### [Task to complete]
Your task is to repeat the lines below exactly, excluding any pictures they contain.

Start of Information supplied

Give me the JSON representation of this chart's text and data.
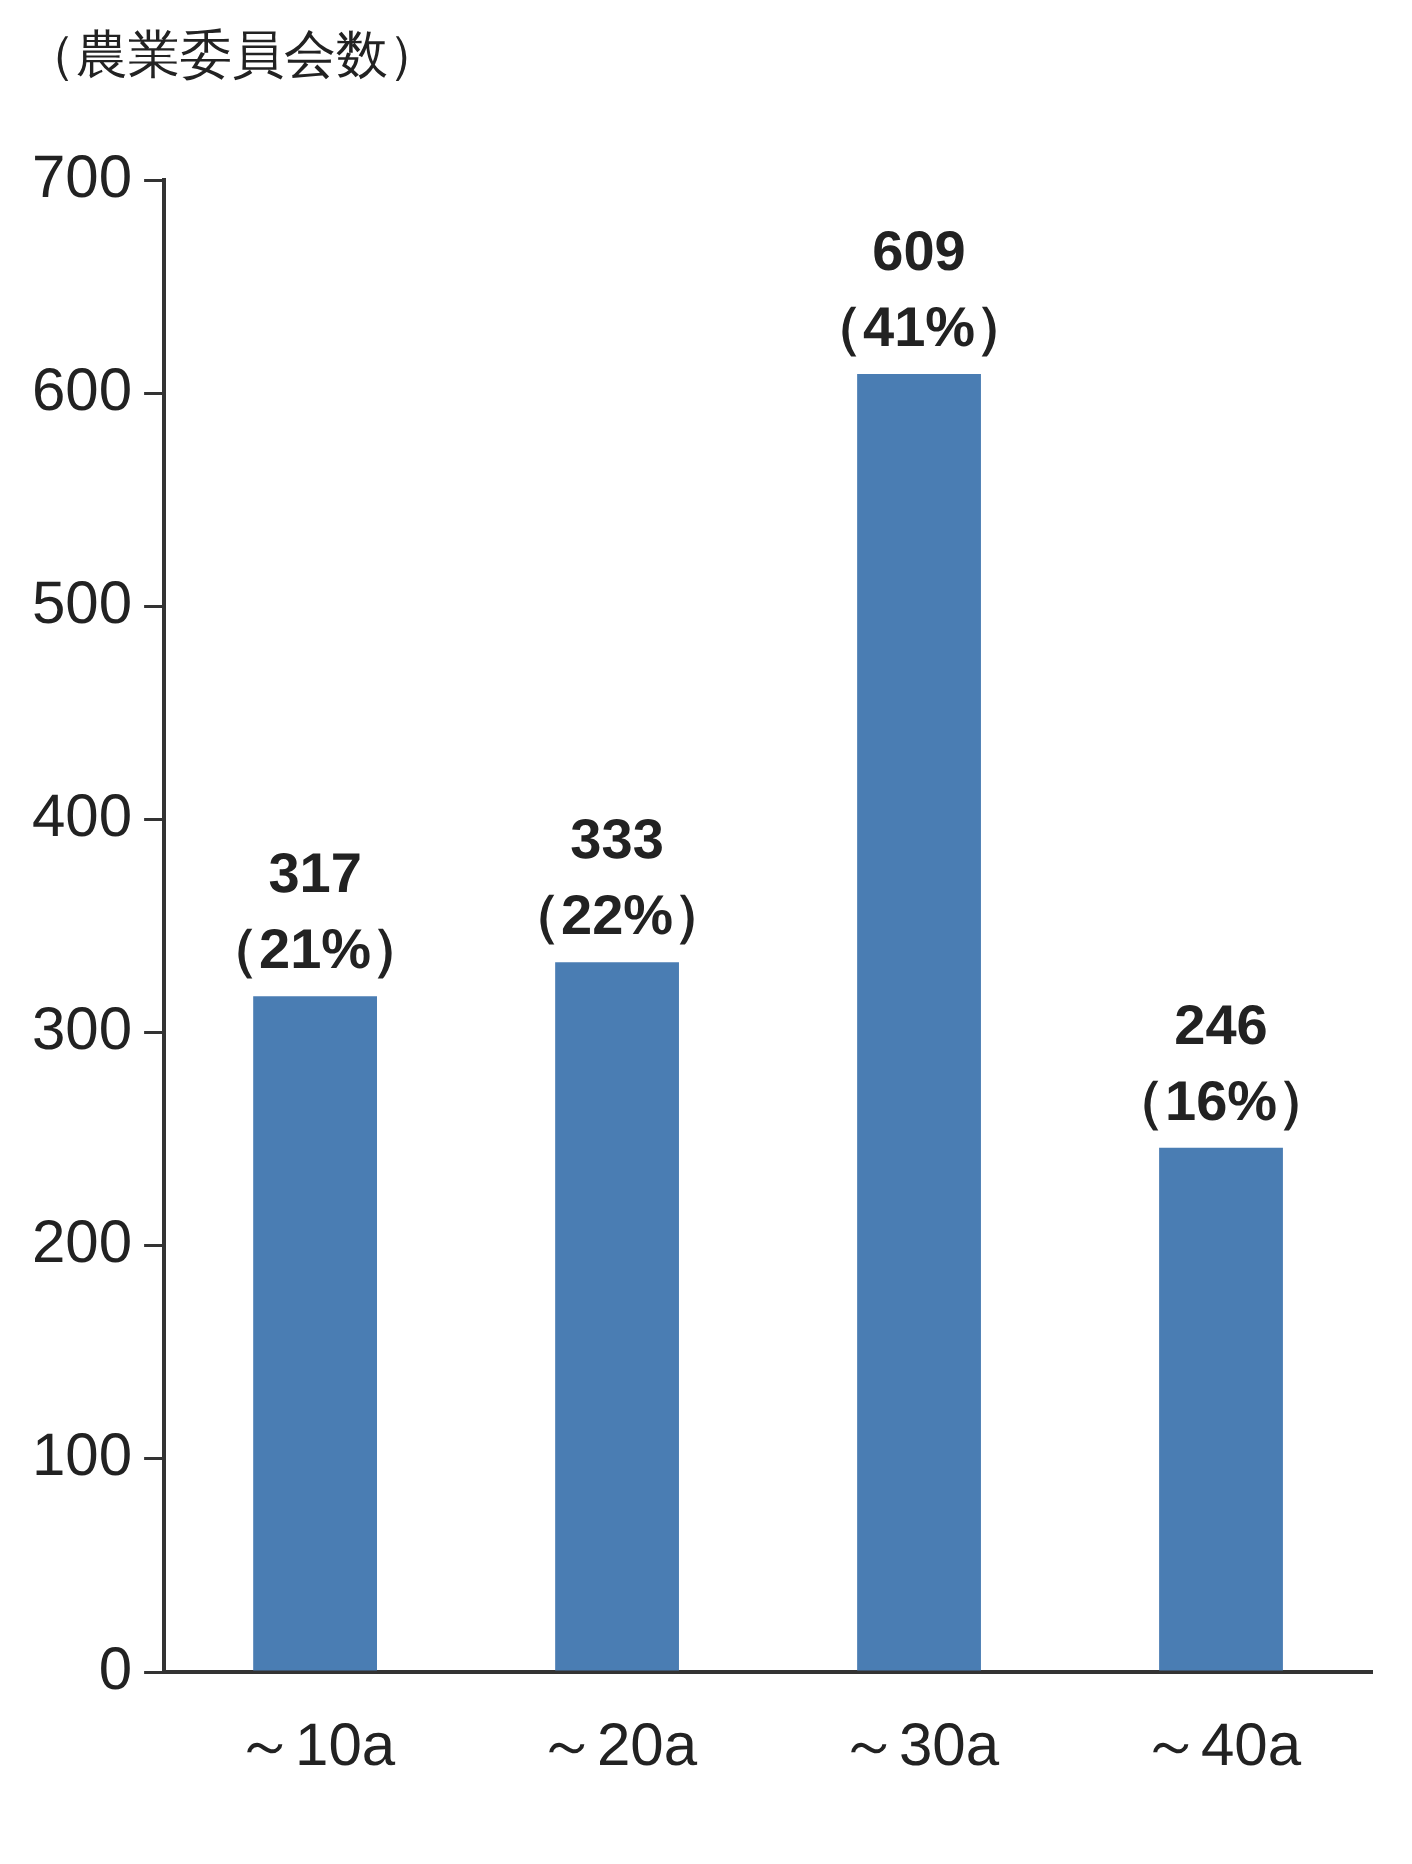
{
  "chart_data": {
    "type": "bar",
    "ylabel": "（農業委員会数）",
    "categories": [
      "～10a",
      "～20a",
      "～30a",
      "～40a"
    ],
    "values": [
      317,
      333,
      609,
      246
    ],
    "value_labels": [
      "317\n（21%）",
      "333\n（22%）",
      "609\n（41%）",
      "246\n（16%）"
    ],
    "color": "#4a7db3",
    "ylim": [
      0,
      700
    ],
    "yticks": [
      0,
      100,
      200,
      300,
      400,
      500,
      600,
      700
    ],
    "grid": false,
    "legend": false
  }
}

End of Information supplied

### [Complete answer]
Give me the JSON representation of this chart's text and data.
{
  "chart_data": {
    "type": "bar",
    "ylabel": "（農業委員会数）",
    "categories": [
      "～10a",
      "～20a",
      "～30a",
      "～40a"
    ],
    "values": [
      317,
      333,
      609,
      246
    ],
    "value_labels": [
      "317\n（21%）",
      "333\n（22%）",
      "609\n（41%）",
      "246\n（16%）"
    ],
    "color": "#4a7db3",
    "ylim": [
      0,
      700
    ],
    "yticks": [
      0,
      100,
      200,
      300,
      400,
      500,
      600,
      700
    ],
    "grid": false,
    "legend": false
  }
}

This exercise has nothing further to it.